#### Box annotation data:

--

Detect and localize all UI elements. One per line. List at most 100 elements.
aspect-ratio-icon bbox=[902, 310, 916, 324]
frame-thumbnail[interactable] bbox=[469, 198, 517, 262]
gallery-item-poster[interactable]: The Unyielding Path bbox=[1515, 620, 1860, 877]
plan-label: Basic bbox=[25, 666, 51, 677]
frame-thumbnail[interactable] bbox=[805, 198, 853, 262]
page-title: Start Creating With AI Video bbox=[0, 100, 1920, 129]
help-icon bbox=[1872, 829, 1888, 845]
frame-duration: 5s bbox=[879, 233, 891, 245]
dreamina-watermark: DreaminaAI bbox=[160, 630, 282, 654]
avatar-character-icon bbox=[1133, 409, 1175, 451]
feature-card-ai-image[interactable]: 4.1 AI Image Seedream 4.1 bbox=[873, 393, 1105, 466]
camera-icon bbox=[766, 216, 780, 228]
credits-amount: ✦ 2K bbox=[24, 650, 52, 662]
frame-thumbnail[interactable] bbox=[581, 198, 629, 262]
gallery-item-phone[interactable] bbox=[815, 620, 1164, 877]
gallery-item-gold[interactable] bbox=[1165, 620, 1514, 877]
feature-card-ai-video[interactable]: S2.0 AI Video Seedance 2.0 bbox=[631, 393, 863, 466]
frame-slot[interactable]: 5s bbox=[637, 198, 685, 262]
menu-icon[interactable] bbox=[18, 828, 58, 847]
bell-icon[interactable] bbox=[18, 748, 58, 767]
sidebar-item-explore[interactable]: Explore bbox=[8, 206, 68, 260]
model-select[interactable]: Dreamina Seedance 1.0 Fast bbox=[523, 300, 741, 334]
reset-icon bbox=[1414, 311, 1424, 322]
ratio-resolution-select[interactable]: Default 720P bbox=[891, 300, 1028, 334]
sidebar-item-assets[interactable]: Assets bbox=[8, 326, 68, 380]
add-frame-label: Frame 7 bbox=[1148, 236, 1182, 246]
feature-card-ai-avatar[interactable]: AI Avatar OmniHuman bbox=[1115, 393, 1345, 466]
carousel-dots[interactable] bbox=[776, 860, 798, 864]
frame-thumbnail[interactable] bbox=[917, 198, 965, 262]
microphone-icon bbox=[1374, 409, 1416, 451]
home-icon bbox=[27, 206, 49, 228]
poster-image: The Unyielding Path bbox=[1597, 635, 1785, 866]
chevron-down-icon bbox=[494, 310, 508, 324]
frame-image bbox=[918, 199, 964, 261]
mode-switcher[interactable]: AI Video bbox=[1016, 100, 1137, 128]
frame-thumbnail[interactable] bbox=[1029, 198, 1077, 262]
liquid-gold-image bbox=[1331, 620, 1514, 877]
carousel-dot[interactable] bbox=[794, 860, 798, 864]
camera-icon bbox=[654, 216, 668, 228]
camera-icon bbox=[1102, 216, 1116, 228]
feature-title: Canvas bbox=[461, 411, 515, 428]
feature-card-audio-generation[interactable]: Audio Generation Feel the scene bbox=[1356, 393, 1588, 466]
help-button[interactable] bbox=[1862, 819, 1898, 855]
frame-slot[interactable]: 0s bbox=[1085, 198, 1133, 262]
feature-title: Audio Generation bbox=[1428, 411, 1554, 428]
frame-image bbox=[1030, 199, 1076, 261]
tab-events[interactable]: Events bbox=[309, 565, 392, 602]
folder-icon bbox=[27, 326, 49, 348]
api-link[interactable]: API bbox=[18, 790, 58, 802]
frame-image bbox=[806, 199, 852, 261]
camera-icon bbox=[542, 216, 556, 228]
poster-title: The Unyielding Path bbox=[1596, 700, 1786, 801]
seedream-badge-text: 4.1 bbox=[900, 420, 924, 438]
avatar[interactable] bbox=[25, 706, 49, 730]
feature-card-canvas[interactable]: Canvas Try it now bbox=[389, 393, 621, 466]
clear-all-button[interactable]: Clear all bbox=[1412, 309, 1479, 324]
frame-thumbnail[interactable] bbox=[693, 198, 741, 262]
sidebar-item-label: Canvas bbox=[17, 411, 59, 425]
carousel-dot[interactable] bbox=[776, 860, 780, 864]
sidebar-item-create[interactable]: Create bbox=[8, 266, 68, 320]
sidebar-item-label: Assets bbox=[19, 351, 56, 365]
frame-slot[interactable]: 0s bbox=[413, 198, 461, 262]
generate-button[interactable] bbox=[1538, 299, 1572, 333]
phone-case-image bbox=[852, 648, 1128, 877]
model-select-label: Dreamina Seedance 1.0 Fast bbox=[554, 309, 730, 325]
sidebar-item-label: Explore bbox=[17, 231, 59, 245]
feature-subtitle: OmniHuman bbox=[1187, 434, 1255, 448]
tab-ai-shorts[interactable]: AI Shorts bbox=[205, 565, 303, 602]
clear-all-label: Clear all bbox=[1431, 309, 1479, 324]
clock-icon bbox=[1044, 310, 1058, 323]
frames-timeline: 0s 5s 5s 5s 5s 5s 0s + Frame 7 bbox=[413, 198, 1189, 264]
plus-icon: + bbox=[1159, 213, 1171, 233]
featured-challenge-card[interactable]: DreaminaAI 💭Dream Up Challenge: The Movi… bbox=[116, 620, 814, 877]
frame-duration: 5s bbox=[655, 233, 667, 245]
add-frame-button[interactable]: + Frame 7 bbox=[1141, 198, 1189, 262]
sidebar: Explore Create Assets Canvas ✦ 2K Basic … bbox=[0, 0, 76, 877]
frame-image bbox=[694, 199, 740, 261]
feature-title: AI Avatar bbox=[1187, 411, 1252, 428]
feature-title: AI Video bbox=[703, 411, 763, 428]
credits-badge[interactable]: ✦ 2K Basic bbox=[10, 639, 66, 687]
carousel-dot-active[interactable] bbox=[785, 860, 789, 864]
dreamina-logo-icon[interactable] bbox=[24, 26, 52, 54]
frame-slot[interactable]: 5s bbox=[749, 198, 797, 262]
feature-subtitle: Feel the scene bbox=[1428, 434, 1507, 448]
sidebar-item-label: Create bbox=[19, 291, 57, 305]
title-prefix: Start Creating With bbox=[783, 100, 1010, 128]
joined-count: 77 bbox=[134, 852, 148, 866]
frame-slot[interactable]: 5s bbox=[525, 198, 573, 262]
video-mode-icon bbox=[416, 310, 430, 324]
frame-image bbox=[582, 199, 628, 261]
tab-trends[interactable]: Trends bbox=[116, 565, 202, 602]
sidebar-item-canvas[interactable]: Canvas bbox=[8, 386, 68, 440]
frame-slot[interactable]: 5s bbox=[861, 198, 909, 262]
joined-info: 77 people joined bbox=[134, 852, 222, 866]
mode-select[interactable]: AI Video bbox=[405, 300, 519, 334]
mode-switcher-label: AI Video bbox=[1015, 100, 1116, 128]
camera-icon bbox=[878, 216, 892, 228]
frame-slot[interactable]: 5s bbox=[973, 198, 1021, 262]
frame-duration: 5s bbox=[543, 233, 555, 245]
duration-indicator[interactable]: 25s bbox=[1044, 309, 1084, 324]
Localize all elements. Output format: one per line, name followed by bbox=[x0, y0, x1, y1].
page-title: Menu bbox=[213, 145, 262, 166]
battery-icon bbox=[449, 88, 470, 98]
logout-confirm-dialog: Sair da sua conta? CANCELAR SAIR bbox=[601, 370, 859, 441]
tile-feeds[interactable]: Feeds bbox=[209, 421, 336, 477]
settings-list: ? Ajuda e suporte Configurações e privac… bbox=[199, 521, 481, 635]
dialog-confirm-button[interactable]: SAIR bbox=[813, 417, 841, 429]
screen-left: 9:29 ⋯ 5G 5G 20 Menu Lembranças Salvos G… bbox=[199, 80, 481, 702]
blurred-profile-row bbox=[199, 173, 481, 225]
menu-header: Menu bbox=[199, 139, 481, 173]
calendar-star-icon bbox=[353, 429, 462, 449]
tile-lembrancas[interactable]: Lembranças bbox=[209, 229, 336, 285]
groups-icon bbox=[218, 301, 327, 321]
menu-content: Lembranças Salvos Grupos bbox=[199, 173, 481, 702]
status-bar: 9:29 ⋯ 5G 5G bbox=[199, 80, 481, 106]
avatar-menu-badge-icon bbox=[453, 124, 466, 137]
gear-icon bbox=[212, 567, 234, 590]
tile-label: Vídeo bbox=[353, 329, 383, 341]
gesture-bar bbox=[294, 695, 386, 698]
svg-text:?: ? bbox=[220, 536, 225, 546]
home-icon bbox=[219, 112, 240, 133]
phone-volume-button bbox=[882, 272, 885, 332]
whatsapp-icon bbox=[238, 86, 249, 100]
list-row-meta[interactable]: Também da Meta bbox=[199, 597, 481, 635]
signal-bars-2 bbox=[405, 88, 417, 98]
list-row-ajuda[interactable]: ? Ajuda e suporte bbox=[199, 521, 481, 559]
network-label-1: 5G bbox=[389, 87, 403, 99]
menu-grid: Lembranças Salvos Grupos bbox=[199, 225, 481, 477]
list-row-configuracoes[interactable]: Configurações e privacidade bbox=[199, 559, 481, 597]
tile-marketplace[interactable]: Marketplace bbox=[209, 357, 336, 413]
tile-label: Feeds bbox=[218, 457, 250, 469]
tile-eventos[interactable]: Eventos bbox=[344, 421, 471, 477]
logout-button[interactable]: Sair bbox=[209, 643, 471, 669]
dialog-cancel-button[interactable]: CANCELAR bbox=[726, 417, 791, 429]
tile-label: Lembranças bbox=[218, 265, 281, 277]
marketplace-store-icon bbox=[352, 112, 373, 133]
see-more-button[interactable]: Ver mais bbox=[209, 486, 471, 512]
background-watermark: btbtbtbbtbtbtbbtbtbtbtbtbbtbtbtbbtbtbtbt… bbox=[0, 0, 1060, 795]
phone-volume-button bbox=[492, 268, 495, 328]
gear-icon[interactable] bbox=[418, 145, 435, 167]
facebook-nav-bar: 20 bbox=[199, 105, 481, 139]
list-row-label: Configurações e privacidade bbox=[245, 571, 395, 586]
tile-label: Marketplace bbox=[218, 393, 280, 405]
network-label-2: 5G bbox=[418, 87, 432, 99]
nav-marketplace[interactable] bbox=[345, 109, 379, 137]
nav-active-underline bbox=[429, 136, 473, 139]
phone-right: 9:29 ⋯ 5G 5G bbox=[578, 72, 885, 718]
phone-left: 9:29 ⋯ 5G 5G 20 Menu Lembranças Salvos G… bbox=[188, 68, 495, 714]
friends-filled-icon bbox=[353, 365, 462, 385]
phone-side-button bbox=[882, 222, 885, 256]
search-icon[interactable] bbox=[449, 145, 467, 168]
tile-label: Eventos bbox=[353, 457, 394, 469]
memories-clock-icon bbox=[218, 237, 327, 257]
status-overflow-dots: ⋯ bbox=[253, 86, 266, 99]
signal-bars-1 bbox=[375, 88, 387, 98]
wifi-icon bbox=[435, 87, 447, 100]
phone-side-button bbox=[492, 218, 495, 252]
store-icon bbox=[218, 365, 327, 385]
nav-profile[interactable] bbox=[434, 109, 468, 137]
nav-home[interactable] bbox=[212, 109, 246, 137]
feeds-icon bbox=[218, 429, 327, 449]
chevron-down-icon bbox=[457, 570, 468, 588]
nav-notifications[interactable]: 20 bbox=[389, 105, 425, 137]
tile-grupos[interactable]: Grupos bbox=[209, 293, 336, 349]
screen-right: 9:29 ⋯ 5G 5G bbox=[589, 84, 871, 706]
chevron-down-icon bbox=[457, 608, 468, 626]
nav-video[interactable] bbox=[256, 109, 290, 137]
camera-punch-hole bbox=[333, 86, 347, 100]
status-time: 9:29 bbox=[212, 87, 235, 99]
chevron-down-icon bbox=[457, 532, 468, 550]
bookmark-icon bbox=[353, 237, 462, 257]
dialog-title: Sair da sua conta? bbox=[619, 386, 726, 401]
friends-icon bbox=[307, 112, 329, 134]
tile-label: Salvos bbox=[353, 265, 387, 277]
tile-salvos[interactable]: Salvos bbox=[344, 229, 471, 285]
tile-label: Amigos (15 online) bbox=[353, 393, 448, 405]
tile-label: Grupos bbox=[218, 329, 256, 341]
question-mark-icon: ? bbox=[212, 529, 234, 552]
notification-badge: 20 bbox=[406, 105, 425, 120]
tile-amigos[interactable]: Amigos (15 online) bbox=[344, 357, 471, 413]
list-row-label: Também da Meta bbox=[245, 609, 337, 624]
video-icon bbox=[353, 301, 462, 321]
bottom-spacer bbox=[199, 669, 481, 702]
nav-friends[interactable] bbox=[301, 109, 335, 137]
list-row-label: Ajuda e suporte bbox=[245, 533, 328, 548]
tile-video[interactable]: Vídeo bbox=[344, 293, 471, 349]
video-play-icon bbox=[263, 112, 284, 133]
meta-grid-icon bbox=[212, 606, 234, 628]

--

#### Set task:
Copy the data verbatim, from the start through the line that contains "frame-thumbnail[interactable] bbox=[805, 198, 853, 262]", including both ends.

#### Response below:
Detect and localize all UI elements. One per line. List at most 100 elements.
aspect-ratio-icon bbox=[902, 310, 916, 324]
frame-thumbnail[interactable] bbox=[469, 198, 517, 262]
gallery-item-poster[interactable]: The Unyielding Path bbox=[1515, 620, 1860, 877]
plan-label: Basic bbox=[25, 666, 51, 677]
frame-thumbnail[interactable] bbox=[805, 198, 853, 262]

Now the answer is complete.